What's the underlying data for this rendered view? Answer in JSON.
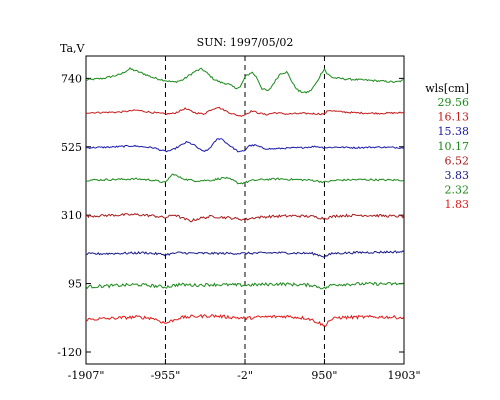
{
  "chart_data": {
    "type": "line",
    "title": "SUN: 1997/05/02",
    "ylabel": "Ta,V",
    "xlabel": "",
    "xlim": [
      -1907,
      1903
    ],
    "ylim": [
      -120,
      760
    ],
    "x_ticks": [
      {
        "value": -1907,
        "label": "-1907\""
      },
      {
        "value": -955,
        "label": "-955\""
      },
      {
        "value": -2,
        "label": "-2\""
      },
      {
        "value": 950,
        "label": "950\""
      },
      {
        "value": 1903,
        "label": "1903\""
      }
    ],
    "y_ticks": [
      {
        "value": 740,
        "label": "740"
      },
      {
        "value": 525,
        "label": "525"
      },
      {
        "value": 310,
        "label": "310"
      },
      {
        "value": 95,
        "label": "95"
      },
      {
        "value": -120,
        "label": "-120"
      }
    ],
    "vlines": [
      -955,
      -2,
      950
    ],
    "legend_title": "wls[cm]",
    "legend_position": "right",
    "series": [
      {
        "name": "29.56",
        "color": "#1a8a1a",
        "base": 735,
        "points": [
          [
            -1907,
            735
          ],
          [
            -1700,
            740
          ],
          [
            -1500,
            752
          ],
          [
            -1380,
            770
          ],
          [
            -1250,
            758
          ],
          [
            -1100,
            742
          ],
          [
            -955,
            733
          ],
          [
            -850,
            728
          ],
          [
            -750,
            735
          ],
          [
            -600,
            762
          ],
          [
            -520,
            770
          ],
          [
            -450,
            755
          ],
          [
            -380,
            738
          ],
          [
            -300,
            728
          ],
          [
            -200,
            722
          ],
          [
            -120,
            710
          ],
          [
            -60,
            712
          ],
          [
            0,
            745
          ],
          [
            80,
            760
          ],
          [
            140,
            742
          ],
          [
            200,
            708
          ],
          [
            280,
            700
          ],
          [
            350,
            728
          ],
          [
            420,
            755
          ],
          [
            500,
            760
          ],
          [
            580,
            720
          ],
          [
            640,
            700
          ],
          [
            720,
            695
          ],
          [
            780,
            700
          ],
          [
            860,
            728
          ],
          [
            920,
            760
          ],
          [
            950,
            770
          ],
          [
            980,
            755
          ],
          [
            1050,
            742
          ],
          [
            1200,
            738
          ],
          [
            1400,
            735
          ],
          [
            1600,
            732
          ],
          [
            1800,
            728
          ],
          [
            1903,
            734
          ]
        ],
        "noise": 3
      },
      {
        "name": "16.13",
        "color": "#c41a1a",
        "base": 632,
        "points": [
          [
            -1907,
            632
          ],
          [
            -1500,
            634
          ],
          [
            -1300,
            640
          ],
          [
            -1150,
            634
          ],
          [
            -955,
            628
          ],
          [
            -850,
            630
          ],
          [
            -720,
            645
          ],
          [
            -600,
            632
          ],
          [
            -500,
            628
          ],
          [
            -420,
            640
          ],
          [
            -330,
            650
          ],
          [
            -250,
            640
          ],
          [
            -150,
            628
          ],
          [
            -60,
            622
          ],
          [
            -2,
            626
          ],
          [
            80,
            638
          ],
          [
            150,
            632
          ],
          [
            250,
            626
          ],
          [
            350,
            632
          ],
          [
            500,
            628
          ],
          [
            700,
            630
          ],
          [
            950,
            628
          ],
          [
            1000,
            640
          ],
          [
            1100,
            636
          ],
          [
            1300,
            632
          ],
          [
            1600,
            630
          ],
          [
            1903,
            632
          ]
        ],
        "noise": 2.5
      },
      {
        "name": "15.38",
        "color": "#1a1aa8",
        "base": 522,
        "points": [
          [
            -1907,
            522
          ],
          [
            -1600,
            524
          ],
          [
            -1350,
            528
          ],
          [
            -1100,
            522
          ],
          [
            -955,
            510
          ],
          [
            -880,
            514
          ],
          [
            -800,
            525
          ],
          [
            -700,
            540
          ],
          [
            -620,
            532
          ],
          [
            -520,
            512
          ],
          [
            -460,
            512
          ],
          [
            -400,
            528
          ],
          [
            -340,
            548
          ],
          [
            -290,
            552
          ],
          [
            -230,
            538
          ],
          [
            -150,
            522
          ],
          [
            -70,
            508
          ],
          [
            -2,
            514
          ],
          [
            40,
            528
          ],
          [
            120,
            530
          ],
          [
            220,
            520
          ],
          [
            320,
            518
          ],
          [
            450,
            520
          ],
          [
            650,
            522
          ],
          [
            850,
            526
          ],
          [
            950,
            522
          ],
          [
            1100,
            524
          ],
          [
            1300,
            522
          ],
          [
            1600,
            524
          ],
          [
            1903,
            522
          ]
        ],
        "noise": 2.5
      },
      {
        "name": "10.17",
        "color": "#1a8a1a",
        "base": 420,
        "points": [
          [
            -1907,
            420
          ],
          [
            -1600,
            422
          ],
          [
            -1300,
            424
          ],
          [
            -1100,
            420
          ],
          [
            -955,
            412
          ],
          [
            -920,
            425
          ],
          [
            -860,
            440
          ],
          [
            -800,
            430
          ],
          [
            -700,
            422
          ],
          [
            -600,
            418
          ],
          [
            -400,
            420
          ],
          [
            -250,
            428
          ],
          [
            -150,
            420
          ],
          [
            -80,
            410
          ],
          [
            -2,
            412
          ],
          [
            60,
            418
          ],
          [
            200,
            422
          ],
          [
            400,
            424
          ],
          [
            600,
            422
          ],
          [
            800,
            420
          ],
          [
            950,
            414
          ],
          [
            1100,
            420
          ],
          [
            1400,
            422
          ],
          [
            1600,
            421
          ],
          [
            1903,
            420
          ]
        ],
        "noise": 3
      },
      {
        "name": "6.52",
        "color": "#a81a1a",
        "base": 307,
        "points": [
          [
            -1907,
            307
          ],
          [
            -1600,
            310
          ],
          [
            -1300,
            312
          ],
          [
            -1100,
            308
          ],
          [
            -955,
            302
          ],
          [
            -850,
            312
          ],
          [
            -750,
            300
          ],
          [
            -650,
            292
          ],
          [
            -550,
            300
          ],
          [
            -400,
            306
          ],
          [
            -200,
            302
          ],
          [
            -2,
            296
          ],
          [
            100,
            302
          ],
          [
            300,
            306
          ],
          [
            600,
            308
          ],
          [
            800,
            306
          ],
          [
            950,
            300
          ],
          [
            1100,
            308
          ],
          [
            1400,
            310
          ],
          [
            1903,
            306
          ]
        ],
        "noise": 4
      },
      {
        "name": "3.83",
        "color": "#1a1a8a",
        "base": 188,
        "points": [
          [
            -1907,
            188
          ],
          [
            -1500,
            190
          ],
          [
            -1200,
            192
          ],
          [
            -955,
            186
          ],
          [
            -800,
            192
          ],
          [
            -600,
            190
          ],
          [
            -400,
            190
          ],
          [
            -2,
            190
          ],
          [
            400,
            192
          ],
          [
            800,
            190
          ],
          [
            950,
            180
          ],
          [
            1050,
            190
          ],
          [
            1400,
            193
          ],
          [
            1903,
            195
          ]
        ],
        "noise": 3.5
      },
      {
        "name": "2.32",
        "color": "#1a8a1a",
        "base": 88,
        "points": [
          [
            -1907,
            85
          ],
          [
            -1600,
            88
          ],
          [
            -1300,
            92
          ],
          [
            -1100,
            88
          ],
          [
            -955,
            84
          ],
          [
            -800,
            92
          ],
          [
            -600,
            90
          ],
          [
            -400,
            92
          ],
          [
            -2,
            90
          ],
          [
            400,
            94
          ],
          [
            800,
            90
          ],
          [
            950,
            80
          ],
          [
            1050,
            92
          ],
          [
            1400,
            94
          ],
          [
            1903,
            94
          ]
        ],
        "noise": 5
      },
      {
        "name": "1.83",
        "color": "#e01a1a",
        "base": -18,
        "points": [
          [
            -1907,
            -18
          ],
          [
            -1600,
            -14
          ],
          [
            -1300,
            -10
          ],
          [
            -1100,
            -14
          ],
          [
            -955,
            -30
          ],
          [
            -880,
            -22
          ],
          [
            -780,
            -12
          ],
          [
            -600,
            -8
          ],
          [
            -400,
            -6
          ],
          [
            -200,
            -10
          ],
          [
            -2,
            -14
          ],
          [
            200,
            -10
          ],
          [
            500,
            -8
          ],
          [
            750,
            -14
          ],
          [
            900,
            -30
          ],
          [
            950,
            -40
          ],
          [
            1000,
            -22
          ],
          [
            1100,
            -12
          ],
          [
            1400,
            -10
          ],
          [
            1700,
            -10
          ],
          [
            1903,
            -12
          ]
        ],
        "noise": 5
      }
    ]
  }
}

■ Challenge ■
Copy out each line in the preceding records that contains "name".

■ The reply ■
        "name": "29.56",
        "name": "16.13",
        "name": "15.38",
        "name": "10.17",
        "name": "6.52",
        "name": "3.83",
        "name": "2.32",
        "name": "1.83",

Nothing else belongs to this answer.